Task statement: Transcribe every line, keeping it exact.

/---

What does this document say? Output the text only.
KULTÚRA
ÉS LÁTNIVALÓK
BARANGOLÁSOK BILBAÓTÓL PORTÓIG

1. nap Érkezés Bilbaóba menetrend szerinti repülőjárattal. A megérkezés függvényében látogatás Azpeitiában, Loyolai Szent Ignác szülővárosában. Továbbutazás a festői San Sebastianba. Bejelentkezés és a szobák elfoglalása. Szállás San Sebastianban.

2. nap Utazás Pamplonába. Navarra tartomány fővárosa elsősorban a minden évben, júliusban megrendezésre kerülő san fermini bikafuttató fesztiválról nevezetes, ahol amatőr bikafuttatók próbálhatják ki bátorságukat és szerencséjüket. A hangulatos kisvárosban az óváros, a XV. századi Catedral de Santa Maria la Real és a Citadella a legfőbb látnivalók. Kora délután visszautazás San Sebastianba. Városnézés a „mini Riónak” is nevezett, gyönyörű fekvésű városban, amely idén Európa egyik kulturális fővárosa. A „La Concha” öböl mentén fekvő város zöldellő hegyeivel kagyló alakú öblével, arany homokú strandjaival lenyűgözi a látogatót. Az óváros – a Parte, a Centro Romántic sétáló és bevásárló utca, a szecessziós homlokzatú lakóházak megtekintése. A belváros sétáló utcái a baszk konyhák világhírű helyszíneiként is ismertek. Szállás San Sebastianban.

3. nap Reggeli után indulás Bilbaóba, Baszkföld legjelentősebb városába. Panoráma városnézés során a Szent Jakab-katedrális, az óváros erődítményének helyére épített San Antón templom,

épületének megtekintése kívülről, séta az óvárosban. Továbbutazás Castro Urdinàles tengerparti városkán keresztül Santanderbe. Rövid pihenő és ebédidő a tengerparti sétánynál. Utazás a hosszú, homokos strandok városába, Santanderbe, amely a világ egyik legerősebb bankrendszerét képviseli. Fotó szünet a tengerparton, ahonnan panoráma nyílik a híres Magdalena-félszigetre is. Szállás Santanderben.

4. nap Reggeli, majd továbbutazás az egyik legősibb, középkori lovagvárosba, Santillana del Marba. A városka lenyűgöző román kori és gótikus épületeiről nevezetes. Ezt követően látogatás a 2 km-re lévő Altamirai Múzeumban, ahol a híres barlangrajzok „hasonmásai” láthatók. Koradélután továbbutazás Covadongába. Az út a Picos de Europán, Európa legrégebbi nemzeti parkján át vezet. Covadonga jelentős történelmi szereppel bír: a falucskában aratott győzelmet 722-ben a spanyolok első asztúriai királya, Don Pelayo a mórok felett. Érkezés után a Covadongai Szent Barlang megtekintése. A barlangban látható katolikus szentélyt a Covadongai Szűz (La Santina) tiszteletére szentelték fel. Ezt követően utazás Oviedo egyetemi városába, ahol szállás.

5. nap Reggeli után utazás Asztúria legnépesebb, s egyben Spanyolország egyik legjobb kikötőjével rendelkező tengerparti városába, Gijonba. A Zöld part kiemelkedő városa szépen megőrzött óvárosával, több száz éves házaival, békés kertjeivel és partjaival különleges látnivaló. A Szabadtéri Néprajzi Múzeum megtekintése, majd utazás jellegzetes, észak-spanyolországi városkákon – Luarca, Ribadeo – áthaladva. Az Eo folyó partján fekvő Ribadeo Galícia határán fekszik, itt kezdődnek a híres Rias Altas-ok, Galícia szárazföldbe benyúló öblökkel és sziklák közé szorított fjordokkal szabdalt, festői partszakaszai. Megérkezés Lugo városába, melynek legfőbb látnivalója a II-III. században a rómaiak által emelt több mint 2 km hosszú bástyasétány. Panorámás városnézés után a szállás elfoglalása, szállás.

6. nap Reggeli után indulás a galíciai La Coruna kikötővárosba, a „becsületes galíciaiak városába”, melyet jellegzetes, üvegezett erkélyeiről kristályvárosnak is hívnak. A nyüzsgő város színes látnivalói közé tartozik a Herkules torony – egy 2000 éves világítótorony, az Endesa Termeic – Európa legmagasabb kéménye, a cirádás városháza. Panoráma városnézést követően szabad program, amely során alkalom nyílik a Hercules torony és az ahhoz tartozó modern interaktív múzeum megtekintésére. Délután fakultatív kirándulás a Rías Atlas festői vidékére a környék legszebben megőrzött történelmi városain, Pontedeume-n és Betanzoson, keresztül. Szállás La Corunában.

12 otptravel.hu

\---

Written answer:
What does this document say? Output the text only.
KULTÚRA
ÉS LÁTNIVALÓK
BARANGOLÁSOK BILBAÓTÓL PORTÓIG

1. nap Érkezés Bilbaóba menetrend szerinti repülőjárattal. A megérkezés függvényében látogatás Azpeitiában, Loyolai Szent Ignác szülővárosában. Továbbutazás a festői San Sebastianba. Bejelentkezés és a szobák elfoglalása. Szállás San Sebastianban.

2. nap Utazás Pamplonába. Navarra tartomány fővárosa elsősorban a minden évben, júliusban megrendezésre kerülő san fermini bikafuttató fesztiválról nevezetes, ahol amatőr bikafuttatók próbálhatják ki bátorságukat és szerencséjüket. A hangulatos kisvárosban az óváros, a XV. századi Catedral de Santa Maria la Real és a Citadella a legfőbb látnivalók. Kora délután visszautazás San Sebastianba. Városnézés a „mini Riónak” is nevezett, gyönyörű fekvésű városban, amely idén Európa egyik kulturális fővárosa. A „La Concha” öböl mentén fekvő város zöldellő hegyeivel kagyló alakú öblével, arany homokú strandjaival lenyűgözi a látogatót. Az óváros – a Parte, a Centro Romántic sétáló és bevásárló utca, a szecessziós homlokzatú lakóházak megtekintése. A belváros sétáló utcái a baszk konyhák világhírű helyszíneiként is ismertek. Szállás San Sebastianban.

3. nap Reggeli után indulás Bilbaóba, Baszkföld legjelentősebb városába. Panoráma városnézés során a Szent Jakab-katedrális, az óváros erődítményének helyére épített San Antón templom,

épületének megtekintése kívülről, séta az óvárosban. Továbbutazás Castro Urdinàles tengerparti városkán keresztül Santanderbe. Rövid pihenő és ebédidő a tengerparti sétánynál. Utazás a hosszú, homokos strandok városába, Santanderbe, amely a világ egyik legerősebb bankrendszerét képviseli. Fotó szünet a tengerparton, ahonnan panoráma nyílik a híres Magdalena-félszigetre is. Szállás Santanderben.

4. nap Reggeli, majd továbbutazás az egyik legősibb, középkori lovagvárosba, Santillana del Marba. A városka lenyűgöző román kori és gótikus épületeiről nevezetes. Ezt követően látogatás a 2 km-re lévő Altamirai Múzeumban, ahol a híres barlangrajzok „hasonmásai” láthatók. Koradélután továbbutazás Covadongába. Az út a Picos de Europán, Európa legrégebbi nemzeti parkján át vezet. Covadonga jelentős történelmi szereppel bír: a falucskában aratott győzelmet 722-ben a spanyolok első asztúriai királya, Don Pelayo a mórok felett. Érkezés után a Covadongai Szent Barlang megtekintése. A barlangban látható katolikus szentélyt a Covadongai Szűz (La Santina) tiszteletére szentelték fel. Ezt követően utazás Oviedo egyetemi városába, ahol szállás.

5. nap Reggeli után utazás Asztúria legnépesebb, s egyben Spanyolország egyik legjobb kikötőjével rendelkező tengerparti városába, Gijonba. A Zöld part kiemelkedő városa szépen megőrzött óvárosával, több száz éves házaival, békés kertjeivel és partjaival különleges látnivaló. A Szabadtéri Néprajzi Múzeum megtekintése, majd utazás jellegzetes, észak-spanyolországi városkákon – Luarca, Ribadeo – áthaladva. Az Eo folyó partján fekvő Ribadeo Galícia határán fekszik, itt kezdődnek a híres Rias Altas-ok, Galícia szárazföldbe benyúló öblökkel és sziklák közé szorított fjordokkal szabdalt, festői partszakaszai. Megérkezés Lugo városába, melynek legfőbb látnivalója a II-III. században a rómaiak által emelt több mint 2 km hosszú bástyasétány. Panorámás városnézés után a szállás elfoglalása, szállás.

6. nap Reggeli után indulás a galíciai La Coruna kikötővárosba, a „becsületes galíciaiak városába”, melyet jellegzetes, üvegezett erkélyeiről kristályvárosnak is hívnak. A nyüzsgő város színes látnivalói közé tartozik a Herkules torony – egy 2000 éves világítótorony, az Endesa Termeic – Európa legmagasabb kéménye, a cirádás városháza. Panoráma városnézést követően szabad program, amely során alkalom nyílik a Hercules torony és az ahhoz tartozó modern interaktív múzeum megtekintésére. Délután fakultatív kirándulás a Rías Atlas festői vidékére a környék legszebben megőrzött történelmi városain, Pontedeume-n és Betanzoson, keresztül. Szállás La Corunában.

12 otptravel.hu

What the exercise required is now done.